Written task
Search the material for the string "кодекса", then report how many lines hold it, with no other text.

Exercise inputs
----

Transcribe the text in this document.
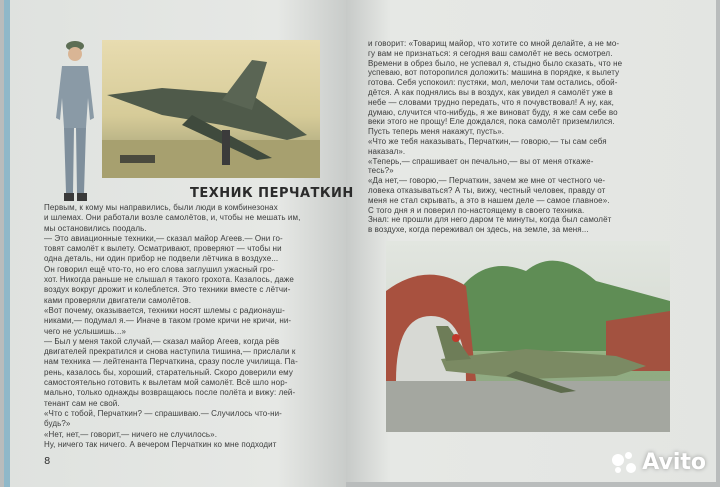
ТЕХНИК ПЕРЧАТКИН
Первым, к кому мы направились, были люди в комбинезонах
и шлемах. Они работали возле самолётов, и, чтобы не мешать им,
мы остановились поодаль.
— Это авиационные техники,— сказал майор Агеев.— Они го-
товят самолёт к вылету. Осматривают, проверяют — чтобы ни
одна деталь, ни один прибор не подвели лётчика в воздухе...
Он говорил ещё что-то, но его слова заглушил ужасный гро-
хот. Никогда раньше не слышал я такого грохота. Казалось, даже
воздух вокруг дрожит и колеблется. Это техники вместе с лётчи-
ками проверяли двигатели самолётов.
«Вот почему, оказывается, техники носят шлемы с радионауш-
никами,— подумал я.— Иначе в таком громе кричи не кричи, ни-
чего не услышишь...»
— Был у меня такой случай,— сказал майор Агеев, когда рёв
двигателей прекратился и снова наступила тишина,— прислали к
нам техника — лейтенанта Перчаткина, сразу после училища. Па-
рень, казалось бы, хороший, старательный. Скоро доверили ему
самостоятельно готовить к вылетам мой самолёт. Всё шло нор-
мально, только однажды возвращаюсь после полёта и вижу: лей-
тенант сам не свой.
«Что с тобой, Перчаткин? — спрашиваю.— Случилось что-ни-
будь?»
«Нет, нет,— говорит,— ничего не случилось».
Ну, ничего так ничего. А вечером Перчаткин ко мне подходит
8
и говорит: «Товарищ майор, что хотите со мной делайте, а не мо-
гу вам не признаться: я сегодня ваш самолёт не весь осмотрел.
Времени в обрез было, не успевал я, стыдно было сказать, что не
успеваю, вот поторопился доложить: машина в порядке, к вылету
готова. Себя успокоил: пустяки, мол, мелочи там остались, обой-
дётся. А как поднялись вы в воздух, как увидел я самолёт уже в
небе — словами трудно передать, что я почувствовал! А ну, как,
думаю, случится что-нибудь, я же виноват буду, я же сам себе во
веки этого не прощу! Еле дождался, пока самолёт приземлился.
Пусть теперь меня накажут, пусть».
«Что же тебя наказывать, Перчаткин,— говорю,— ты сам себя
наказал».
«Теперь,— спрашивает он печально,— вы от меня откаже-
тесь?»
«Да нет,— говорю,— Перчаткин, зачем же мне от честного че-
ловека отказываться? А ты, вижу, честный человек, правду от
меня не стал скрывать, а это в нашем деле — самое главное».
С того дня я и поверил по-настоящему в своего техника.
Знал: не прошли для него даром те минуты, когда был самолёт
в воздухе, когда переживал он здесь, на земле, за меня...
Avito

----

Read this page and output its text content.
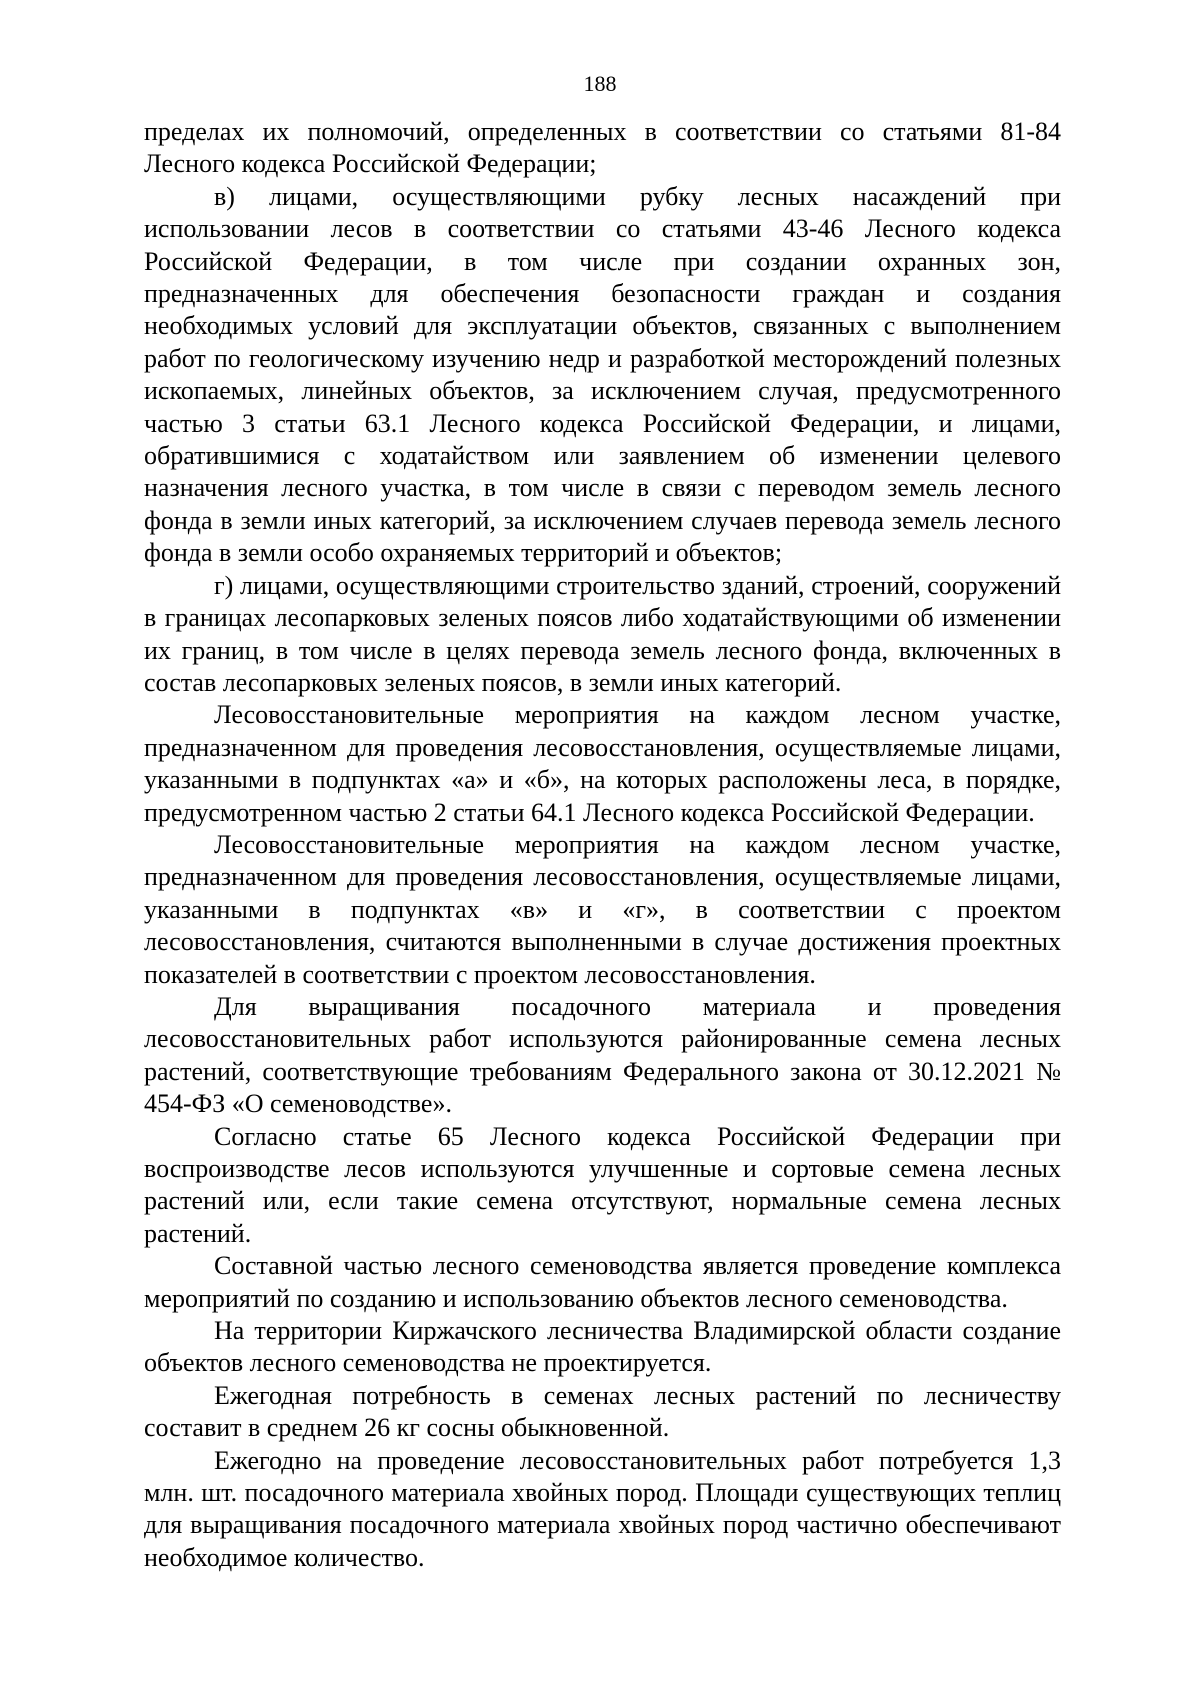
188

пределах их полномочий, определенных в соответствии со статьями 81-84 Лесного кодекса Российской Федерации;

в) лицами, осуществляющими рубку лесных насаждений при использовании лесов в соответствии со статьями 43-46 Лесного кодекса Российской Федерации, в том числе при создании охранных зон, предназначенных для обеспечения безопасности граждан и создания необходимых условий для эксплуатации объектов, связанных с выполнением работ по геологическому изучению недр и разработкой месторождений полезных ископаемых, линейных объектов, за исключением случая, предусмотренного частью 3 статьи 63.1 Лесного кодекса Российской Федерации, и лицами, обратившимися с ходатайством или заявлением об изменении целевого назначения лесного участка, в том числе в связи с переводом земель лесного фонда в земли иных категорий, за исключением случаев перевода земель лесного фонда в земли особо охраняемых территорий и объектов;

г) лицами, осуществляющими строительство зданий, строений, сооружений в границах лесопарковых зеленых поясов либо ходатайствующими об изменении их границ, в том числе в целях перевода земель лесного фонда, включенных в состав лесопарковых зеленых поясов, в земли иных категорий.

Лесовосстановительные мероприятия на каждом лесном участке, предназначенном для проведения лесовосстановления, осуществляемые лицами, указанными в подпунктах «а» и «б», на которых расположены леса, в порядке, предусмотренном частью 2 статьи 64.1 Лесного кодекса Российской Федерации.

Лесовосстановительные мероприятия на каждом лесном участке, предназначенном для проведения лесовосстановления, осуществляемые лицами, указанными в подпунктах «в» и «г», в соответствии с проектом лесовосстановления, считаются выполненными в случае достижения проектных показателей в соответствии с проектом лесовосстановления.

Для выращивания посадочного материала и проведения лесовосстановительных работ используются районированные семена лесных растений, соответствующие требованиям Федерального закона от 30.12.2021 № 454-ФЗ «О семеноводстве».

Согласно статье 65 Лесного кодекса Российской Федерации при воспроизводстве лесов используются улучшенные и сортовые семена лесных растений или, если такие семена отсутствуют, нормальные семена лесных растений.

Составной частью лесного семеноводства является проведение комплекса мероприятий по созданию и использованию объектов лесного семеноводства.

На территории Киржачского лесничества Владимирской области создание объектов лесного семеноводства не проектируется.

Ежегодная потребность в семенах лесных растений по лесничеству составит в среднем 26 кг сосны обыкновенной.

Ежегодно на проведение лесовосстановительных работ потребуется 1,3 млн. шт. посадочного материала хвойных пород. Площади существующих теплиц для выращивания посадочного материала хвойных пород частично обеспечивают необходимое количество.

----

Problem solution
4